[Stored records]
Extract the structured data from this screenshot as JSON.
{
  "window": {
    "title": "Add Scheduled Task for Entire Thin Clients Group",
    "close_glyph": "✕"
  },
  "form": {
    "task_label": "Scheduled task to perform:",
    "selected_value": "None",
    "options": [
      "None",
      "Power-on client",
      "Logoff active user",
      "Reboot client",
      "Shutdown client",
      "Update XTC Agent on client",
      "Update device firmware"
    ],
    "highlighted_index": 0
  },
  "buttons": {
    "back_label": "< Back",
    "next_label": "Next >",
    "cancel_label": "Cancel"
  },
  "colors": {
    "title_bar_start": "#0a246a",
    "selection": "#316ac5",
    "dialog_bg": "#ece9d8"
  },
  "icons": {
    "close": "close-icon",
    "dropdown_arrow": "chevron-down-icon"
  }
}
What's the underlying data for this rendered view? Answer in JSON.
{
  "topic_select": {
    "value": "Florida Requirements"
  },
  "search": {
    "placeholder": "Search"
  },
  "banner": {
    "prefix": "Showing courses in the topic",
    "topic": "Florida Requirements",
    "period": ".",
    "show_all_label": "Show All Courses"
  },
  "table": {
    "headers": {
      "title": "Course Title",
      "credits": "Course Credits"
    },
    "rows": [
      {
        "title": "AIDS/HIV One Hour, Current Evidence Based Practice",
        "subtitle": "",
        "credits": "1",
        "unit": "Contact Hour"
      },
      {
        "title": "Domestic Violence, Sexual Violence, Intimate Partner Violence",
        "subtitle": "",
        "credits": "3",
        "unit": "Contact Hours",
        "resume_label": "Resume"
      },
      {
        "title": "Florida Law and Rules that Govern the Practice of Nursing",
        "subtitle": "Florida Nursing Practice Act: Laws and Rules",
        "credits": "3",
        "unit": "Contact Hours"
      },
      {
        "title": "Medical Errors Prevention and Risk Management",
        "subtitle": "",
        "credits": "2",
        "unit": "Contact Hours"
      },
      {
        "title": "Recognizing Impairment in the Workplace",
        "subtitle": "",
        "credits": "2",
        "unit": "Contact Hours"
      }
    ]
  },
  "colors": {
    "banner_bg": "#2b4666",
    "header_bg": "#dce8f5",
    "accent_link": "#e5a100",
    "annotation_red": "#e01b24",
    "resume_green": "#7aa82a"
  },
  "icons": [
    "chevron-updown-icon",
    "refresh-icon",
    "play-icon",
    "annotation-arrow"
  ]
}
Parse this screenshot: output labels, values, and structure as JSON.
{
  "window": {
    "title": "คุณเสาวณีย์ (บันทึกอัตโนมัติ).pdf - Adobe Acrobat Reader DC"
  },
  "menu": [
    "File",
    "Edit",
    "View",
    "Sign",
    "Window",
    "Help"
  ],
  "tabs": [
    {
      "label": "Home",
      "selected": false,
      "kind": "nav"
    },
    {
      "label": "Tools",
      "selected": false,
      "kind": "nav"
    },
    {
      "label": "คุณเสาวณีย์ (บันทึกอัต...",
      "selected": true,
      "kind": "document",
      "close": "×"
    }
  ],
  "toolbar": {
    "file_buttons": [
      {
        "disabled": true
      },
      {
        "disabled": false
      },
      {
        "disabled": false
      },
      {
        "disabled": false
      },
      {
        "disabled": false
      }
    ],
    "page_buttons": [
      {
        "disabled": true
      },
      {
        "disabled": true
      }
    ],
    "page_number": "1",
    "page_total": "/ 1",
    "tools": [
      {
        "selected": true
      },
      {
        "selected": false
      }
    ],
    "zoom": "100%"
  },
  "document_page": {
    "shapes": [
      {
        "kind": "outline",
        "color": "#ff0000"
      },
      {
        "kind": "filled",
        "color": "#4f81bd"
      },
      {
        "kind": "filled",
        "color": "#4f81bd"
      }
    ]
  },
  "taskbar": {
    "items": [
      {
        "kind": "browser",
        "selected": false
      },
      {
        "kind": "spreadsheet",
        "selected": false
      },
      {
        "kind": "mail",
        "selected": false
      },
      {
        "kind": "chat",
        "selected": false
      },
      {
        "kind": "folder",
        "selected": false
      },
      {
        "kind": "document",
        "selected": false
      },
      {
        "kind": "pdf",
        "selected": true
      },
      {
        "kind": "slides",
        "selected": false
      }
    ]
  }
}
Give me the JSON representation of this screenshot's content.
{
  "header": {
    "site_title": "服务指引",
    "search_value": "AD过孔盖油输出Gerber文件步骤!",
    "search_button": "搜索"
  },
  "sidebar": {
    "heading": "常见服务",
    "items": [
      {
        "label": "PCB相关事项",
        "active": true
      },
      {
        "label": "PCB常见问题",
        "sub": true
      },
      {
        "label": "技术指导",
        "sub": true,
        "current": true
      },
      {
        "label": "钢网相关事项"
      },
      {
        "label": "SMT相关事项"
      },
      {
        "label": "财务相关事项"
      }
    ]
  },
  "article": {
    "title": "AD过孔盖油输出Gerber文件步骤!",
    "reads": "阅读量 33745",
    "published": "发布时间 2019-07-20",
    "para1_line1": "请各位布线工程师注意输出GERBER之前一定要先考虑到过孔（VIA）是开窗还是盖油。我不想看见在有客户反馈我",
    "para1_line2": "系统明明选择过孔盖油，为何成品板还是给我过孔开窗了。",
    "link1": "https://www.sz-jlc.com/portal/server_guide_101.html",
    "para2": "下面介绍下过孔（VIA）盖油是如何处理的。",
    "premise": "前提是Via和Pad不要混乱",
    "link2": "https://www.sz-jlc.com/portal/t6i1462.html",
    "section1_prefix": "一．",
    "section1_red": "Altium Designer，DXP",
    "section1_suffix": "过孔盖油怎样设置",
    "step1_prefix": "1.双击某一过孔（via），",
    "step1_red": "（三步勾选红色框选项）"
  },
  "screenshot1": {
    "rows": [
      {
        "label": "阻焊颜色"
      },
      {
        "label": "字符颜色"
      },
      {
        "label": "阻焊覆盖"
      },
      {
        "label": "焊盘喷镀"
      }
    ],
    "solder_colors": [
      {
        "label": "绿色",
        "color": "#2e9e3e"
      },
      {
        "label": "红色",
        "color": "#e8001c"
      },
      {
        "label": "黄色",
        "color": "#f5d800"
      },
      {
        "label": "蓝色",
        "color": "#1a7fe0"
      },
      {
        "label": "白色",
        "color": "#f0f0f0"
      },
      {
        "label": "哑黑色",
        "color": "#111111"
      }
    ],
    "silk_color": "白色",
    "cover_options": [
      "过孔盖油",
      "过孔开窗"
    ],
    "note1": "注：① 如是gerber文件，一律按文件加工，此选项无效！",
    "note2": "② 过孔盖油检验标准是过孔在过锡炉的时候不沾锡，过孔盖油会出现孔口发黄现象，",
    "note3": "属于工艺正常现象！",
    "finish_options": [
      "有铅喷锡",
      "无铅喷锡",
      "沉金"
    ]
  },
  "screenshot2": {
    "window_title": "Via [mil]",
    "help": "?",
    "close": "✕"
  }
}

#### Exercise prompt:
Repeat each of the entries above precisely as given.

#### Task result:
Extract the structured data from this screenshot as JSON.
{
  "window": {
    "title": "Add Scheduled Task for Entire Thin Clients Group",
    "close_glyph": "✕"
  },
  "form": {
    "task_label": "Scheduled task to perform:",
    "selected_value": "None",
    "options": [
      "None",
      "Power-on client",
      "Logoff active user",
      "Reboot client",
      "Shutdown client",
      "Update XTC Agent on client",
      "Update device firmware"
    ],
    "highlighted_index": 0
  },
  "buttons": {
    "back_label": "< Back",
    "next_label": "Next >",
    "cancel_label": "Cancel"
  },
  "colors": {
    "title_bar_start": "#0a246a",
    "selection": "#316ac5",
    "dialog_bg": "#ece9d8"
  },
  "icons": {
    "close": "close-icon",
    "dropdown_arrow": "chevron-down-icon"
  }
}
What's the underlying data for this rendered view? Answer in JSON.
{
  "topic_select": {
    "value": "Florida Requirements"
  },
  "search": {
    "placeholder": "Search"
  },
  "banner": {
    "prefix": "Showing courses in the topic",
    "topic": "Florida Requirements",
    "period": ".",
    "show_all_label": "Show All Courses"
  },
  "table": {
    "headers": {
      "title": "Course Title",
      "credits": "Course Credits"
    },
    "rows": [
      {
        "title": "AIDS/HIV One Hour, Current Evidence Based Practice",
        "subtitle": "",
        "credits": "1",
        "unit": "Contact Hour"
      },
      {
        "title": "Domestic Violence, Sexual Violence, Intimate Partner Violence",
        "subtitle": "",
        "credits": "3",
        "unit": "Contact Hours",
        "resume_label": "Resume"
      },
      {
        "title": "Florida Law and Rules that Govern the Practice of Nursing",
        "subtitle": "Florida Nursing Practice Act: Laws and Rules",
        "credits": "3",
        "unit": "Contact Hours"
      },
      {
        "title": "Medical Errors Prevention and Risk Management",
        "subtitle": "",
        "credits": "2",
        "unit": "Contact Hours"
      },
      {
        "title": "Recognizing Impairment in the Workplace",
        "subtitle": "",
        "credits": "2",
        "unit": "Contact Hours"
      }
    ]
  },
  "colors": {
    "banner_bg": "#2b4666",
    "header_bg": "#dce8f5",
    "accent_link": "#e5a100",
    "annotation_red": "#e01b24",
    "resume_green": "#7aa82a"
  },
  "icons": [
    "chevron-updown-icon",
    "refresh-icon",
    "play-icon",
    "annotation-arrow"
  ]
}
Parse this screenshot: output labels, values, and structure as JSON.
{
  "window": {
    "title": "คุณเสาวณีย์ (บันทึกอัตโนมัติ).pdf - Adobe Acrobat Reader DC"
  },
  "menu": [
    "File",
    "Edit",
    "View",
    "Sign",
    "Window",
    "Help"
  ],
  "tabs": [
    {
      "label": "Home",
      "selected": false,
      "kind": "nav"
    },
    {
      "label": "Tools",
      "selected": false,
      "kind": "nav"
    },
    {
      "label": "คุณเสาวณีย์ (บันทึกอัต...",
      "selected": true,
      "kind": "document",
      "close": "×"
    }
  ],
  "toolbar": {
    "file_buttons": [
      {
        "disabled": true
      },
      {
        "disabled": false
      },
      {
        "disabled": false
      },
      {
        "disabled": false
      },
      {
        "disabled": false
      }
    ],
    "page_buttons": [
      {
        "disabled": true
      },
      {
        "disabled": true
      }
    ],
    "page_number": "1",
    "page_total": "/ 1",
    "tools": [
      {
        "selected": true
      },
      {
        "selected": false
      }
    ],
    "zoom": "100%"
  },
  "document_page": {
    "shapes": [
      {
        "kind": "outline",
        "color": "#ff0000"
      },
      {
        "kind": "filled",
        "color": "#4f81bd"
      },
      {
        "kind": "filled",
        "color": "#4f81bd"
      }
    ]
  },
  "taskbar": {
    "items": [
      {
        "kind": "browser",
        "selected": false
      },
      {
        "kind": "spreadsheet",
        "selected": false
      },
      {
        "kind": "mail",
        "selected": false
      },
      {
        "kind": "chat",
        "selected": false
      },
      {
        "kind": "folder",
        "selected": false
      },
      {
        "kind": "document",
        "selected": false
      },
      {
        "kind": "pdf",
        "selected": true
      },
      {
        "kind": "slides",
        "selected": false
      }
    ]
  }
}
Give me the JSON representation of this screenshot's content.
{
  "header": {
    "site_title": "服务指引",
    "search_value": "AD过孔盖油输出Gerber文件步骤!",
    "search_button": "搜索"
  },
  "sidebar": {
    "heading": "常见服务",
    "items": [
      {
        "label": "PCB相关事项",
        "active": true
      },
      {
        "label": "PCB常见问题",
        "sub": true
      },
      {
        "label": "技术指导",
        "sub": true,
        "current": true
      },
      {
        "label": "钢网相关事项"
      },
      {
        "label": "SMT相关事项"
      },
      {
        "label": "财务相关事项"
      }
    ]
  },
  "article": {
    "title": "AD过孔盖油输出Gerber文件步骤!",
    "reads": "阅读量 33745",
    "published": "发布时间 2019-07-20",
    "para1_line1": "请各位布线工程师注意输出GERBER之前一定要先考虑到过孔（VIA）是开窗还是盖油。我不想看见在有客户反馈我",
    "para1_line2": "系统明明选择过孔盖油，为何成品板还是给我过孔开窗了。",
    "link1": "https://www.sz-jlc.com/portal/server_guide_101.html",
    "para2": "下面介绍下过孔（VIA）盖油是如何处理的。",
    "premise": "前提是Via和Pad不要混乱",
    "link2": "https://www.sz-jlc.com/portal/t6i1462.html",
    "section1_prefix": "一．",
    "section1_red": "Altium Designer，DXP",
    "section1_suffix": "过孔盖油怎样设置",
    "step1_prefix": "1.双击某一过孔（via），",
    "step1_red": "（三步勾选红色框选项）"
  },
  "screenshot1": {
    "rows": [
      {
        "label": "阻焊颜色"
      },
      {
        "label": "字符颜色"
      },
      {
        "label": "阻焊覆盖"
      },
      {
        "label": "焊盘喷镀"
      }
    ],
    "solder_colors": [
      {
        "label": "绿色",
        "color": "#2e9e3e"
      },
      {
        "label": "红色",
        "color": "#e8001c"
      },
      {
        "label": "黄色",
        "color": "#f5d800"
      },
      {
        "label": "蓝色",
        "color": "#1a7fe0"
      },
      {
        "label": "白色",
        "color": "#f0f0f0"
      },
      {
        "label": "哑黑色",
        "color": "#111111"
      }
    ],
    "silk_color": "白色",
    "cover_options": [
      "过孔盖油",
      "过孔开窗"
    ],
    "note1": "注：① 如是gerber文件，一律按文件加工，此选项无效！",
    "note2": "② 过孔盖油检验标准是过孔在过锡炉的时候不沾锡，过孔盖油会出现孔口发黄现象，",
    "note3": "属于工艺正常现象！",
    "finish_options": [
      "有铅喷锡",
      "无铅喷锡",
      "沉金"
    ]
  },
  "screenshot2": {
    "window_title": "Via [mil]",
    "help": "?",
    "close": "✕"
  }
}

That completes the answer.